> **Task input**:
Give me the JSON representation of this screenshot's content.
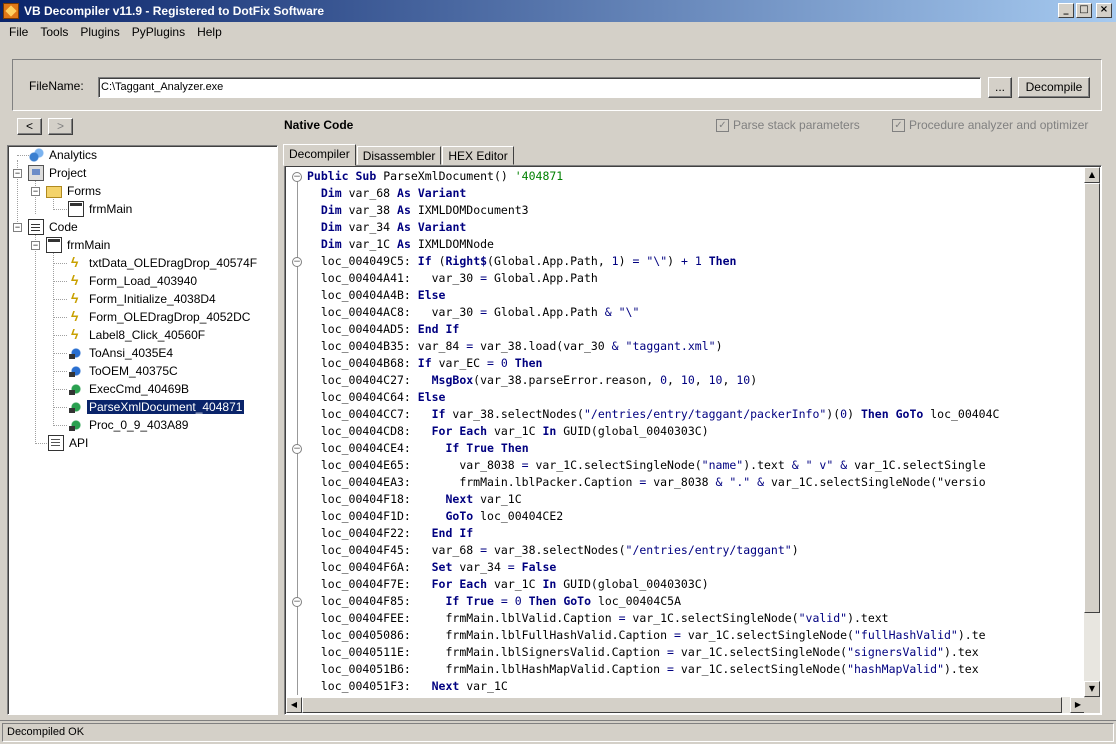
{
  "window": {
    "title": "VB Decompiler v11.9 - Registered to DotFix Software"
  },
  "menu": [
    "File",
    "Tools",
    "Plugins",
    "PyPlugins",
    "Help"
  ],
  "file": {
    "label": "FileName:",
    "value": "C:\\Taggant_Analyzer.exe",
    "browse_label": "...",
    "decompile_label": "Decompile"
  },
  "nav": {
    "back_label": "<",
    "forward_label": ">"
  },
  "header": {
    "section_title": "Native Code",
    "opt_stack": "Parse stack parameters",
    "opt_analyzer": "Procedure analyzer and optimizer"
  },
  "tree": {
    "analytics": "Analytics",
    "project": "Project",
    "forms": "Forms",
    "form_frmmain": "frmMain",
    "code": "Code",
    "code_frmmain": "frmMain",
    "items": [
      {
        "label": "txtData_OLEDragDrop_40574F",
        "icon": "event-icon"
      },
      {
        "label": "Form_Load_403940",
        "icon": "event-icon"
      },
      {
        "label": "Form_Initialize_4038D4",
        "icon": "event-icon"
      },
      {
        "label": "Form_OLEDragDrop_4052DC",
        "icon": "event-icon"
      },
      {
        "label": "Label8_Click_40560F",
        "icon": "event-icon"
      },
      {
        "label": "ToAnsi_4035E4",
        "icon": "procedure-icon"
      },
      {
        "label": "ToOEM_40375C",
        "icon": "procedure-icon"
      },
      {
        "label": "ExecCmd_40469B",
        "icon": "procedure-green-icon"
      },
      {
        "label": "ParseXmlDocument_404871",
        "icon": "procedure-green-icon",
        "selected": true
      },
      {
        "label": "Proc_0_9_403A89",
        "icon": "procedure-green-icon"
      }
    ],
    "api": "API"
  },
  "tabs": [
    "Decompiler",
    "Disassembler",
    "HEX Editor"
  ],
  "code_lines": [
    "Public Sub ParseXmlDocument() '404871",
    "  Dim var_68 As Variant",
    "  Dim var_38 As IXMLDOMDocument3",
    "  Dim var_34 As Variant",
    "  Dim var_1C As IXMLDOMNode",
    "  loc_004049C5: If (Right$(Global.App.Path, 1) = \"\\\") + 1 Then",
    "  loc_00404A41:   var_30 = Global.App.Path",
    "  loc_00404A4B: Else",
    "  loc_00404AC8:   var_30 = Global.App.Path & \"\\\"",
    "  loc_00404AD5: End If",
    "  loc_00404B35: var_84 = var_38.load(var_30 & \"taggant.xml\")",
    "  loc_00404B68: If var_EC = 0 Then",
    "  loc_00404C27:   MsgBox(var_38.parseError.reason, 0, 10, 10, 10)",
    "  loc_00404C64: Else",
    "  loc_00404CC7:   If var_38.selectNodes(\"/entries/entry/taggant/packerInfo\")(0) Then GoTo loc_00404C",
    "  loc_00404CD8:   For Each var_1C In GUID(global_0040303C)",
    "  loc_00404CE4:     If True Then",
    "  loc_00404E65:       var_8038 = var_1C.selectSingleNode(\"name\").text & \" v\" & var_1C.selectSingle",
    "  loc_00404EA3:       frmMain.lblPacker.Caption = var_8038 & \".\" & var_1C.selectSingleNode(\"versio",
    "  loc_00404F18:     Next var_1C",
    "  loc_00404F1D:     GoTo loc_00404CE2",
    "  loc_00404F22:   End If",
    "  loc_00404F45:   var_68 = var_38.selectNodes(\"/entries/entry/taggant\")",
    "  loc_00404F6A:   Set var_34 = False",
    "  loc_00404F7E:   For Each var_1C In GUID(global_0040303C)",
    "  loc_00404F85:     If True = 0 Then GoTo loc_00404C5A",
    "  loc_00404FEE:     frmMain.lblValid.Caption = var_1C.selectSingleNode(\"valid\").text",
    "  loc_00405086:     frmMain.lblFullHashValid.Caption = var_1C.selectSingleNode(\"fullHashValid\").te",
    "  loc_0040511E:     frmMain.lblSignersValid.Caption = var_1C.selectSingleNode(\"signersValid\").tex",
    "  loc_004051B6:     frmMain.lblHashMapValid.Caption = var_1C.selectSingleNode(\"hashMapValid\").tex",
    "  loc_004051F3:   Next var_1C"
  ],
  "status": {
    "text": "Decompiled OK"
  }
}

> **Short exercise**: Repeat the material above in full and exactly, apart from the pictures.

> **In response**:
Give me the JSON representation of this screenshot's content.
{
  "window": {
    "title": "VB Decompiler v11.9 - Registered to DotFix Software"
  },
  "menu": [
    "File",
    "Tools",
    "Plugins",
    "PyPlugins",
    "Help"
  ],
  "file": {
    "label": "FileName:",
    "value": "C:\\Taggant_Analyzer.exe",
    "browse_label": "...",
    "decompile_label": "Decompile"
  },
  "nav": {
    "back_label": "<",
    "forward_label": ">"
  },
  "header": {
    "section_title": "Native Code",
    "opt_stack": "Parse stack parameters",
    "opt_analyzer": "Procedure analyzer and optimizer"
  },
  "tree": {
    "analytics": "Analytics",
    "project": "Project",
    "forms": "Forms",
    "form_frmmain": "frmMain",
    "code": "Code",
    "code_frmmain": "frmMain",
    "items": [
      {
        "label": "txtData_OLEDragDrop_40574F",
        "icon": "event-icon"
      },
      {
        "label": "Form_Load_403940",
        "icon": "event-icon"
      },
      {
        "label": "Form_Initialize_4038D4",
        "icon": "event-icon"
      },
      {
        "label": "Form_OLEDragDrop_4052DC",
        "icon": "event-icon"
      },
      {
        "label": "Label8_Click_40560F",
        "icon": "event-icon"
      },
      {
        "label": "ToAnsi_4035E4",
        "icon": "procedure-icon"
      },
      {
        "label": "ToOEM_40375C",
        "icon": "procedure-icon"
      },
      {
        "label": "ExecCmd_40469B",
        "icon": "procedure-green-icon"
      },
      {
        "label": "ParseXmlDocument_404871",
        "icon": "procedure-green-icon",
        "selected": true
      },
      {
        "label": "Proc_0_9_403A89",
        "icon": "procedure-green-icon"
      }
    ],
    "api": "API"
  },
  "tabs": [
    "Decompiler",
    "Disassembler",
    "HEX Editor"
  ],
  "code_lines": [
    "Public Sub ParseXmlDocument() '404871",
    "  Dim var_68 As Variant",
    "  Dim var_38 As IXMLDOMDocument3",
    "  Dim var_34 As Variant",
    "  Dim var_1C As IXMLDOMNode",
    "  loc_004049C5: If (Right$(Global.App.Path, 1) = \"\\\") + 1 Then",
    "  loc_00404A41:   var_30 = Global.App.Path",
    "  loc_00404A4B: Else",
    "  loc_00404AC8:   var_30 = Global.App.Path & \"\\\"",
    "  loc_00404AD5: End If",
    "  loc_00404B35: var_84 = var_38.load(var_30 & \"taggant.xml\")",
    "  loc_00404B68: If var_EC = 0 Then",
    "  loc_00404C27:   MsgBox(var_38.parseError.reason, 0, 10, 10, 10)",
    "  loc_00404C64: Else",
    "  loc_00404CC7:   If var_38.selectNodes(\"/entries/entry/taggant/packerInfo\")(0) Then GoTo loc_00404C",
    "  loc_00404CD8:   For Each var_1C In GUID(global_0040303C)",
    "  loc_00404CE4:     If True Then",
    "  loc_00404E65:       var_8038 = var_1C.selectSingleNode(\"name\").text & \" v\" & var_1C.selectSingle",
    "  loc_00404EA3:       frmMain.lblPacker.Caption = var_8038 & \".\" & var_1C.selectSingleNode(\"versio",
    "  loc_00404F18:     Next var_1C",
    "  loc_00404F1D:     GoTo loc_00404CE2",
    "  loc_00404F22:   End If",
    "  loc_00404F45:   var_68 = var_38.selectNodes(\"/entries/entry/taggant\")",
    "  loc_00404F6A:   Set var_34 = False",
    "  loc_00404F7E:   For Each var_1C In GUID(global_0040303C)",
    "  loc_00404F85:     If True = 0 Then GoTo loc_00404C5A",
    "  loc_00404FEE:     frmMain.lblValid.Caption = var_1C.selectSingleNode(\"valid\").text",
    "  loc_00405086:     frmMain.lblFullHashValid.Caption = var_1C.selectSingleNode(\"fullHashValid\").te",
    "  loc_0040511E:     frmMain.lblSignersValid.Caption = var_1C.selectSingleNode(\"signersValid\").tex",
    "  loc_004051B6:     frmMain.lblHashMapValid.Caption = var_1C.selectSingleNode(\"hashMapValid\").tex",
    "  loc_004051F3:   Next var_1C"
  ],
  "status": {
    "text": "Decompiled OK"
  }
}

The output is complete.